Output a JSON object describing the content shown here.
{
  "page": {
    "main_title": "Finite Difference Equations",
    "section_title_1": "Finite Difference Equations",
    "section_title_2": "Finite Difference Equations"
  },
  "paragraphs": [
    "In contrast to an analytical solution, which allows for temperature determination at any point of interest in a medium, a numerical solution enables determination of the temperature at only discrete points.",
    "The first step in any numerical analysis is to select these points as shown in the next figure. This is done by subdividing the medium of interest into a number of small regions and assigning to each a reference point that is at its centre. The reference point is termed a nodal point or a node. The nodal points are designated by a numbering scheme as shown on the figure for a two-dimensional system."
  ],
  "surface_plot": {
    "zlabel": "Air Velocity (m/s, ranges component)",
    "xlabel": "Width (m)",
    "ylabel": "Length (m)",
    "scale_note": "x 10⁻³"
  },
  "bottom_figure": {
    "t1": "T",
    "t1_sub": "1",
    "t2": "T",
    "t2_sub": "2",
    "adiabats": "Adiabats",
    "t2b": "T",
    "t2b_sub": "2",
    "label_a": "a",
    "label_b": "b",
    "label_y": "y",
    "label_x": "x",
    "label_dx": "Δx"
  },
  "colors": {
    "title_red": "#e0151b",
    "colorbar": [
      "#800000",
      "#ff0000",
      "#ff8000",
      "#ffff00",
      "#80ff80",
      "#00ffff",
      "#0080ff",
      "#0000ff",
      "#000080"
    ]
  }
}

====

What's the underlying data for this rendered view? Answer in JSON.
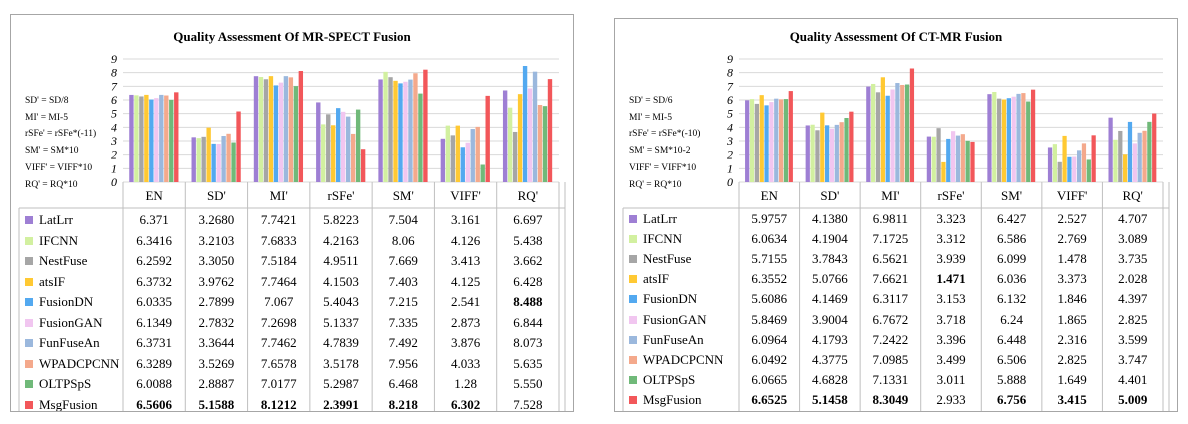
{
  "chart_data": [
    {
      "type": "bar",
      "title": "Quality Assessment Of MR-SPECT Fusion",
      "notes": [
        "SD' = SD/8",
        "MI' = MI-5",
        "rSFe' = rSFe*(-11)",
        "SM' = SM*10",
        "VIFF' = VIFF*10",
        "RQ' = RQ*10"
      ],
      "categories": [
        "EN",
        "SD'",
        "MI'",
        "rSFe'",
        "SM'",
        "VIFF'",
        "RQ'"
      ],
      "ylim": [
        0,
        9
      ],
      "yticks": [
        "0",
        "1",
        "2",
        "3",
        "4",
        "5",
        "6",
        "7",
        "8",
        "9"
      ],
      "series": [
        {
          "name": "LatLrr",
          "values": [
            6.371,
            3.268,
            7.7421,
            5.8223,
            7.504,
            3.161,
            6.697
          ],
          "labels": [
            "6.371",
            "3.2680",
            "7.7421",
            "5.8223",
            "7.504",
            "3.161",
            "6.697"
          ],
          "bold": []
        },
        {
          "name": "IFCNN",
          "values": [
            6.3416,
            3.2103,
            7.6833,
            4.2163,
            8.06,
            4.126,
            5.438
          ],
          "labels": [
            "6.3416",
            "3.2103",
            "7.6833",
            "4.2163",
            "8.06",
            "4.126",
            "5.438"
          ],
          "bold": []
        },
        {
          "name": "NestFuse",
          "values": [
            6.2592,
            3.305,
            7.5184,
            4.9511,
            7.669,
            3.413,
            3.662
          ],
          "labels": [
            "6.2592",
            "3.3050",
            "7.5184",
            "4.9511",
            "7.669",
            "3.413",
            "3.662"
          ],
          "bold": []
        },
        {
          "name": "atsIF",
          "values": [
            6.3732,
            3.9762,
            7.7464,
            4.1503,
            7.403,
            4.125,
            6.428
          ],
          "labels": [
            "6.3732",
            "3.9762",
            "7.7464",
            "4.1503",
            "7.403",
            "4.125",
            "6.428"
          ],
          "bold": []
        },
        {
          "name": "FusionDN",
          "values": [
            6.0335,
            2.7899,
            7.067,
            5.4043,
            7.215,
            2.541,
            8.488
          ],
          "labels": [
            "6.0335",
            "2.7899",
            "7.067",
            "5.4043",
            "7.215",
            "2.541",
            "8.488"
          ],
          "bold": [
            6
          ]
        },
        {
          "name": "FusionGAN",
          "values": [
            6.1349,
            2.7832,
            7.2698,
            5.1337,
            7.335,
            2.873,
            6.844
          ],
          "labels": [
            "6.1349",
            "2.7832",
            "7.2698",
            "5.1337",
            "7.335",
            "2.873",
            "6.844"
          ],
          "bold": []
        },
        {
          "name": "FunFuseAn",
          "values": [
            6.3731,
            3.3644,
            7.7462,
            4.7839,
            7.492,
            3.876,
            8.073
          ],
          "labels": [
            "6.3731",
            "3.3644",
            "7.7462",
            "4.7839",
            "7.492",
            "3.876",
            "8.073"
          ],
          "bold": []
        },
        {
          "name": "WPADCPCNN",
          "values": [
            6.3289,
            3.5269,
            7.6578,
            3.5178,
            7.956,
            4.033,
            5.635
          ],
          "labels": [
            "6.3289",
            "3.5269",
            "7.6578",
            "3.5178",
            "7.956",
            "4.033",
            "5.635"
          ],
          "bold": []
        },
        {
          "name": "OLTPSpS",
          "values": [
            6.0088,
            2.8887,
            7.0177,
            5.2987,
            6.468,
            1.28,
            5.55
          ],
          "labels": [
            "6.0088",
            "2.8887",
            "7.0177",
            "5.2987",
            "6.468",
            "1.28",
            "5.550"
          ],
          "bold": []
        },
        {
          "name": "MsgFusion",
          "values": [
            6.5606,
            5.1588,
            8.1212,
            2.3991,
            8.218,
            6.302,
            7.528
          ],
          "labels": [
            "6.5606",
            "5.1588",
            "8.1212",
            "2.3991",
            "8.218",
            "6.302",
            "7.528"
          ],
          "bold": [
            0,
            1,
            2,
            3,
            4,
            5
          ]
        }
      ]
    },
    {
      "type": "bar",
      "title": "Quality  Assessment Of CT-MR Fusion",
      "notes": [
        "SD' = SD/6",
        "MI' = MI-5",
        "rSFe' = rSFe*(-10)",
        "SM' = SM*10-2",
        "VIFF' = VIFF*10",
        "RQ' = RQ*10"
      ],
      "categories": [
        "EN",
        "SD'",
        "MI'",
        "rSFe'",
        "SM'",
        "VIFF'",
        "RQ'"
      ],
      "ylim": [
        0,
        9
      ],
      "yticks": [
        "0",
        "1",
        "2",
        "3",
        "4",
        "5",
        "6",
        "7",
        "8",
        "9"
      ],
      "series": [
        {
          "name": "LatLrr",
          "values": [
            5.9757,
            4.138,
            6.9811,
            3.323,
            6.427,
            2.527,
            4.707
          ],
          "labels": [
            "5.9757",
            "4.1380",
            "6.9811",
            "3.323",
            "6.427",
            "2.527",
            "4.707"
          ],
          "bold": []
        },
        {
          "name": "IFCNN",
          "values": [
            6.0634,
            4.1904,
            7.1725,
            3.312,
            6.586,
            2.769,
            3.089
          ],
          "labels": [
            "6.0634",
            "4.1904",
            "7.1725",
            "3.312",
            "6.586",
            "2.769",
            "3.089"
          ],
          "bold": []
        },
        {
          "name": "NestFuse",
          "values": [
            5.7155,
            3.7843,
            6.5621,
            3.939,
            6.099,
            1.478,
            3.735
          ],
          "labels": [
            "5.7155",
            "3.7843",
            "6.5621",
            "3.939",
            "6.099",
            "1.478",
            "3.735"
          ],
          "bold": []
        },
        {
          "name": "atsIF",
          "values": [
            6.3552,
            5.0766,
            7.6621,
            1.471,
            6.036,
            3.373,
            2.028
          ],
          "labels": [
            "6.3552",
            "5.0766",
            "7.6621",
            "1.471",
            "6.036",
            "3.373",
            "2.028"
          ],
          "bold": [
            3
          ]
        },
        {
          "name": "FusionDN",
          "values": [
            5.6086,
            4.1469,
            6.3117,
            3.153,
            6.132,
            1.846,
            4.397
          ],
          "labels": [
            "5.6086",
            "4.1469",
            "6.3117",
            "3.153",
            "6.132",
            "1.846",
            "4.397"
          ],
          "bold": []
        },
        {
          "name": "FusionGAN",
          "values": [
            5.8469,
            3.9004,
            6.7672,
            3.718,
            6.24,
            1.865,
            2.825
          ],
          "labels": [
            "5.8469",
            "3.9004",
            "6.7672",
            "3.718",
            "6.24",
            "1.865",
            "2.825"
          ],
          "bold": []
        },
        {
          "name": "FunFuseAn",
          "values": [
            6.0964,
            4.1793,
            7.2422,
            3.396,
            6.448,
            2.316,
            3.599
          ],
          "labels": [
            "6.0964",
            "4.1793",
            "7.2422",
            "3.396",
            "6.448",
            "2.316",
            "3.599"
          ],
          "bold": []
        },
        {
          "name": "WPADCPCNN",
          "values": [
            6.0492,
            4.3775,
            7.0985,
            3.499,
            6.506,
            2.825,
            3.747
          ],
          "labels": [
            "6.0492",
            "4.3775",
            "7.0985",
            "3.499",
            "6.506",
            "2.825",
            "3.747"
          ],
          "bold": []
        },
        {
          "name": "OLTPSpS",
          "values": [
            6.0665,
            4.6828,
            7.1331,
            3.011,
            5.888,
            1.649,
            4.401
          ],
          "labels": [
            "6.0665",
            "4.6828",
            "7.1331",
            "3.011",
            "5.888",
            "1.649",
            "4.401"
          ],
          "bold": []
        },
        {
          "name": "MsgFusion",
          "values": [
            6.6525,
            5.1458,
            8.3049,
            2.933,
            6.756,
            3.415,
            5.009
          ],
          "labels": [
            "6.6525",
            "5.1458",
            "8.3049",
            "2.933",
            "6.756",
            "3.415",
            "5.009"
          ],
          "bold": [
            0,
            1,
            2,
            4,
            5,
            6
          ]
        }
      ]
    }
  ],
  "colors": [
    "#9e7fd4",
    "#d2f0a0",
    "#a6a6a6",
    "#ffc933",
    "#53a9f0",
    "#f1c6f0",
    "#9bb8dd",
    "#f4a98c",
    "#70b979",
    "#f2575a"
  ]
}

====

### Stated task
In the material above, find the lines that contain "point" and show them.

### Result of the task
    "In contrast to an analytical solution, which allows for temperature determination at any point of interest in a medium, a numerical solution enables determination of the temperature at only discrete points.",
    "The first step in any numerical analysis is to select these points as shown in the next figure. This is done by subdividing the medium of interest into a number of small regions and assigning to each a reference point that is at its centre. The reference point is termed a nodal point or a node. The nodal points are designated by a numbering scheme as shown on the figure for a two-dimensional system."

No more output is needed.